Challenges:
- A) From the text on China's negative real rates, reproduce the passage that begins at the words "Seeing as how" and stops after "those negative real rates.".
- B) According to the text on China's negative real rates, what share of total loans did state-owned enterprises receive?

Document extract:
== == ==

Who are the creditors? Who is receiving the transfer?
In April 2009, the Hong Kong Institute for Monetary Research published a paper which claims that state-owned enterprises (SOEs)--which account for about 37.6% of total value added in their respective industries and 25% of GDP--are only, or mostly, profitable due to a preferential cost of capital. According to the authors, "SOEs’ profits would have been entirely wiped out if SOEs were made to pay the same interest rates as otherwise equivalent private enterprises." How big is the problem? Well, "although SOEs’ contribution to the Chinese GDP was around 25%, they received about 65% of total loans."

Seeing as how a large portion of the SOE are involved in investment-related activities (in the GDP sense) and SOE's account for a majority of Chinese GDP the easy conclusion is that investment is being financed by taxing households through the banking sector. Net-winners? Anyone involved in that supply chain and the SOEs. So the transfer is moving from Households to government and business. Which businesses? Well, since, "about 41% of private enterprises have no access to credit and 56% have no access to bank credit," I'm going to guess big businesses.

Negative real rates impede a growth in household consumption by transferring wealth to government and business as long as households bear the cost of those negative real rates.

This leaves us with one way to increase consumption:
  1. reduce the burden carried by households as a result of negative real rates.
And two possible ways of achieving that:
  1. Raise real rates
  2. Transfer some of the cost of negative real rates elsewhere
Barring a flood of foreign depositors itching to deposit funds into RMB-denominated accounts at negative real rates or holding RMB as FX reserves, option two means either government or business. Analyzing the effect to the SOEs is beyond the scope of this post, but since profits ultimately go back to the state, we can look at SOEs and government as one, and consider that subsidy as a tax. It's simply a way for the government to decide how citizens spend their own money. Unless the government stops trying to do that (fat chance), reduced subsidies to SOEs and government would just require more taxes/state-borrowing or less spending, of which the ultimate recipients are the household sector again.

Essentially, the other two beneficiaries of negative real rates, households and private industry with access to credit, are free-riding on this policy and benefiting from low-cost financing, creating a regressive re-distribution of household wealth. This is one of the many reasons we've seen restrictions, like higher down-payments, placed on mortgages of second and third home purchases.

Suggestions
The simplest fix to the problems caused by negative real rates (under-consumption, regressive redistribution, resource misallocation, asset-price inflation) is simply to raise real rates. Of course, raising real rates could cause a surge in NPLs from SOEs that wouldn't be profitable without the implicit subsidy. In the event of a SOE being rendered unprofitable by having to access capital at market rates, the implicit subsidy could simply be turned into an explicit one if the firm's activities were deemed important enough. Otherwise, the firm would go away or shrink, eliminating the dead-weight loss from misallocated resources. The banking system? The risk is already implicitly (and sometimes explicitly) socialized and the problem won't simply go away if Beijing keeps waiting.

== == ==

Data:
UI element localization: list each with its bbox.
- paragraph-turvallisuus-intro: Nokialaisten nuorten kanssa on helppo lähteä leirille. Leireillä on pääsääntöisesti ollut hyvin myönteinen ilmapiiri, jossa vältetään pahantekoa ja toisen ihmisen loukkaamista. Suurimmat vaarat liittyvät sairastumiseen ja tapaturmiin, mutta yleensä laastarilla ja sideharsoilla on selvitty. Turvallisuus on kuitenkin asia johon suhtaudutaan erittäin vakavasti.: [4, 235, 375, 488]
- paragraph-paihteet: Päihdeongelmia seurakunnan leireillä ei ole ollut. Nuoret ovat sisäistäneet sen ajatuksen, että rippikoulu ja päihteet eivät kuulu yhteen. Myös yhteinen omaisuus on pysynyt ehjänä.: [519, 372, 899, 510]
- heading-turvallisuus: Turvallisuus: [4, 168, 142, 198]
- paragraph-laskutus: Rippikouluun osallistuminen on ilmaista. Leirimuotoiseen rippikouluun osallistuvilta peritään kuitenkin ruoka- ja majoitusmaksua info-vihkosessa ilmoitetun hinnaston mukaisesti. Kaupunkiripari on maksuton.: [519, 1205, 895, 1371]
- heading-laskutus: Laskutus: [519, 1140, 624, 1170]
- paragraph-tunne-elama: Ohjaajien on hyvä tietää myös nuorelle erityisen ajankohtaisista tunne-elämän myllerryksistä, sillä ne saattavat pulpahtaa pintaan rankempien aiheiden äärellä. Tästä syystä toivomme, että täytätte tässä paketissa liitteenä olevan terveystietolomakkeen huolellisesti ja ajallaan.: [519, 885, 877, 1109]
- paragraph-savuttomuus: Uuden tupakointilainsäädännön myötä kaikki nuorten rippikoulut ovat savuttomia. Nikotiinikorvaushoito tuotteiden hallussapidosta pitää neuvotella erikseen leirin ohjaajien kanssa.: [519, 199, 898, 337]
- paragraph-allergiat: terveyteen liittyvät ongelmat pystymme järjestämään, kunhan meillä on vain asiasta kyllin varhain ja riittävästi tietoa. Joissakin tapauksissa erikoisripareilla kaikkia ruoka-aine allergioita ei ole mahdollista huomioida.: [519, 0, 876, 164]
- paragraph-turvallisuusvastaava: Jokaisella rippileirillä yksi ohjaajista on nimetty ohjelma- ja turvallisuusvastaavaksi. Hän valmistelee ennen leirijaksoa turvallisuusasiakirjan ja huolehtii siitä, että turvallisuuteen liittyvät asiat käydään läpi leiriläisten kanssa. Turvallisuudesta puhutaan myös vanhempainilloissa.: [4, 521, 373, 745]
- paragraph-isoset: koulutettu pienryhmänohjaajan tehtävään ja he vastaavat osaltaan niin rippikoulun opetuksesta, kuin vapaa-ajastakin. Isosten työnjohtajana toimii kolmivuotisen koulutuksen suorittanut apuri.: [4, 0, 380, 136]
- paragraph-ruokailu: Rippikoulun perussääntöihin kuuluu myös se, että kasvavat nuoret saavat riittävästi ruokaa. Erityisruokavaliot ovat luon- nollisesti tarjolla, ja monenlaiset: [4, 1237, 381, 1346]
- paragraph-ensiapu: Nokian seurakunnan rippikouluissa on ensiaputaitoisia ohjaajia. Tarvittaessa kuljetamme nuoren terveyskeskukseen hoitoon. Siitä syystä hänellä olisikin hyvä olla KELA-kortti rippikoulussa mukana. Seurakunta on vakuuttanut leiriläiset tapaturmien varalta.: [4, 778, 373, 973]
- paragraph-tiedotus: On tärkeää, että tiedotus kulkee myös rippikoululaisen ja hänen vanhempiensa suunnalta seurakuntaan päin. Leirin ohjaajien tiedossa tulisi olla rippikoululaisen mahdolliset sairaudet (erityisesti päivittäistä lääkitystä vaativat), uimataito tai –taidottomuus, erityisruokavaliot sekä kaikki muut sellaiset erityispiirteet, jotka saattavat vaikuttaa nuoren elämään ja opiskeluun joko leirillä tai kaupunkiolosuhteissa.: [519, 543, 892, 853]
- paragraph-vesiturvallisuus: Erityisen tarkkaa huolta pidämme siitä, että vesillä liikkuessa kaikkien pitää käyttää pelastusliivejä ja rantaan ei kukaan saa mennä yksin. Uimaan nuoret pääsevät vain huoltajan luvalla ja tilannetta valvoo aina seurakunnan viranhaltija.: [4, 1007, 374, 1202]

== == ==

Results for each task:
- A)
Seeing as how a large portion of the SOE are involved in investment-related activities (in the GDP sense) and SOE's account for a majority of Chinese GDP the easy conclusion is that investment is being financed by taxing households through the banking sector. Net-winners? Anyone involved in that supply chain and the SOEs. So the transfer is moving from Households to government and business. Which businesses? Well, since, "about 41% of private enterprises have no access to credit and 56% have no access to bank credit," I'm going to guess big businesses.

Negative real rates impede a growth in household consumption by transferring wealth to government and business as long as households bear the cost of those negative real rates.

- B) About 65% of total loans.